DATASET:

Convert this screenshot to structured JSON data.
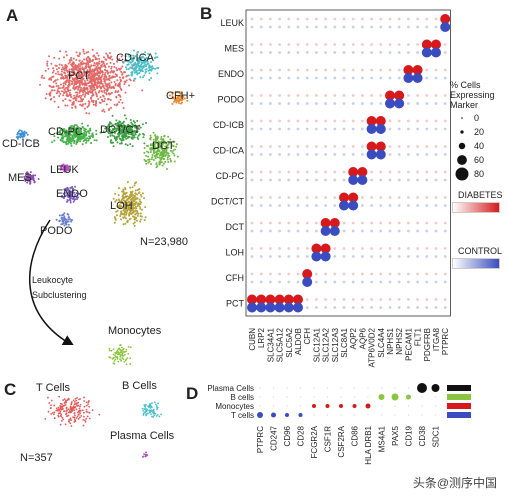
{
  "panels": {
    "a": "A",
    "b": "B",
    "c": "C",
    "d": "D"
  },
  "panel_a": {
    "clusters": [
      {
        "name": "PCT",
        "color": "#e06a68"
      },
      {
        "name": "CD-ICA",
        "color": "#4bbfc8"
      },
      {
        "name": "CFH+",
        "color": "#e8882e"
      },
      {
        "name": "CD-PC",
        "color": "#46b14a"
      },
      {
        "name": "DCT/CT",
        "color": "#3e9f43"
      },
      {
        "name": "DCT",
        "color": "#6fb944"
      },
      {
        "name": "CD-ICB",
        "color": "#3d8fd6"
      },
      {
        "name": "MES",
        "color": "#8a4fb0"
      },
      {
        "name": "LEUK",
        "color": "#b74fc0"
      },
      {
        "name": "ENDO",
        "color": "#7b5cc0"
      },
      {
        "name": "LOH",
        "color": "#b5a23a"
      },
      {
        "name": "PODO",
        "color": "#6a7fd0"
      }
    ],
    "n_label": "N=23,980",
    "arrow_label_1": "Leukocyte",
    "arrow_label_2": "Subclustering"
  },
  "panel_b": {
    "rows": [
      "LEUK",
      "MES",
      "ENDO",
      "PODO",
      "CD-ICB",
      "CD-ICA",
      "CD-PC",
      "DCT/CT",
      "DCT",
      "LOH",
      "CFH",
      "PCT"
    ],
    "genes": [
      "CUBN",
      "LRP2",
      "SLC34A1",
      "SLC5A12",
      "SLC5A2",
      "ALDOB",
      "CFH",
      "SLC12A1",
      "SLC12A2",
      "SLC12A3",
      "SLC8A1",
      "AQP2",
      "AQP6",
      "ATP6V0D2",
      "SLC4A4",
      "NPHS1",
      "NPHS2",
      "PECAM1",
      "FLT1",
      "PDGFRB",
      "ITGA8",
      "PTPRC"
    ],
    "legend_title_1": "% Cells",
    "legend_title_2": "Expressing",
    "legend_title_3": "Marker",
    "size_values": [
      0,
      20,
      40,
      60,
      80
    ],
    "diabetes_label": "DIABETES",
    "control_label": "CONTROL",
    "diabetes_color": "#d7191c",
    "control_color": "#3b4cc0"
  },
  "panel_c": {
    "t_cells": "T Cells",
    "b_cells": "B Cells",
    "monocytes": "Monocytes",
    "plasma_cells": "Plasma Cells",
    "n_label": "N=357",
    "t_color": "#e05a5a",
    "b_color": "#4bbfc8",
    "mono_color": "#8bc43f",
    "plasma_color": "#b04fc0"
  },
  "panel_d": {
    "rows": [
      "Plasma Cells",
      "B cells",
      "Monocytes",
      "T cells"
    ],
    "genes": [
      "PTPRC",
      "CD247",
      "CD96",
      "CD28",
      "FCGR2A",
      "CSF1R",
      "CSF2RA",
      "CD86",
      "HLA DRB1",
      "MS4A1",
      "PAX5",
      "CD19",
      "CD38",
      "SDC1"
    ],
    "row_colors": [
      "#111111",
      "#8bc43f",
      "#d7191c",
      "#3b4cc0"
    ]
  },
  "watermark": "头条@测序中国"
}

WHAT YOU ARE ASKED TO DO: Copy the listing above in full and exactly, but omit each picture that it holds.

REPLY TO THE EXERCISE:
Convert this screenshot to structured JSON data.
{
  "panels": {
    "a": "A",
    "b": "B",
    "c": "C",
    "d": "D"
  },
  "panel_a": {
    "clusters": [
      {
        "name": "PCT",
        "color": "#e06a68"
      },
      {
        "name": "CD-ICA",
        "color": "#4bbfc8"
      },
      {
        "name": "CFH+",
        "color": "#e8882e"
      },
      {
        "name": "CD-PC",
        "color": "#46b14a"
      },
      {
        "name": "DCT/CT",
        "color": "#3e9f43"
      },
      {
        "name": "DCT",
        "color": "#6fb944"
      },
      {
        "name": "CD-ICB",
        "color": "#3d8fd6"
      },
      {
        "name": "MES",
        "color": "#8a4fb0"
      },
      {
        "name": "LEUK",
        "color": "#b74fc0"
      },
      {
        "name": "ENDO",
        "color": "#7b5cc0"
      },
      {
        "name": "LOH",
        "color": "#b5a23a"
      },
      {
        "name": "PODO",
        "color": "#6a7fd0"
      }
    ],
    "n_label": "N=23,980",
    "arrow_label_1": "Leukocyte",
    "arrow_label_2": "Subclustering"
  },
  "panel_b": {
    "rows": [
      "LEUK",
      "MES",
      "ENDO",
      "PODO",
      "CD-ICB",
      "CD-ICA",
      "CD-PC",
      "DCT/CT",
      "DCT",
      "LOH",
      "CFH",
      "PCT"
    ],
    "genes": [
      "CUBN",
      "LRP2",
      "SLC34A1",
      "SLC5A12",
      "SLC5A2",
      "ALDOB",
      "CFH",
      "SLC12A1",
      "SLC12A2",
      "SLC12A3",
      "SLC8A1",
      "AQP2",
      "AQP6",
      "ATP6V0D2",
      "SLC4A4",
      "NPHS1",
      "NPHS2",
      "PECAM1",
      "FLT1",
      "PDGFRB",
      "ITGA8",
      "PTPRC"
    ],
    "legend_title_1": "% Cells",
    "legend_title_2": "Expressing",
    "legend_title_3": "Marker",
    "size_values": [
      0,
      20,
      40,
      60,
      80
    ],
    "diabetes_label": "DIABETES",
    "control_label": "CONTROL",
    "diabetes_color": "#d7191c",
    "control_color": "#3b4cc0"
  },
  "panel_c": {
    "t_cells": "T Cells",
    "b_cells": "B Cells",
    "monocytes": "Monocytes",
    "plasma_cells": "Plasma Cells",
    "n_label": "N=357",
    "t_color": "#e05a5a",
    "b_color": "#4bbfc8",
    "mono_color": "#8bc43f",
    "plasma_color": "#b04fc0"
  },
  "panel_d": {
    "rows": [
      "Plasma Cells",
      "B cells",
      "Monocytes",
      "T cells"
    ],
    "genes": [
      "PTPRC",
      "CD247",
      "CD96",
      "CD28",
      "FCGR2A",
      "CSF1R",
      "CSF2RA",
      "CD86",
      "HLA DRB1",
      "MS4A1",
      "PAX5",
      "CD19",
      "CD38",
      "SDC1"
    ],
    "row_colors": [
      "#111111",
      "#8bc43f",
      "#d7191c",
      "#3b4cc0"
    ]
  },
  "watermark": "头条@测序中国"
}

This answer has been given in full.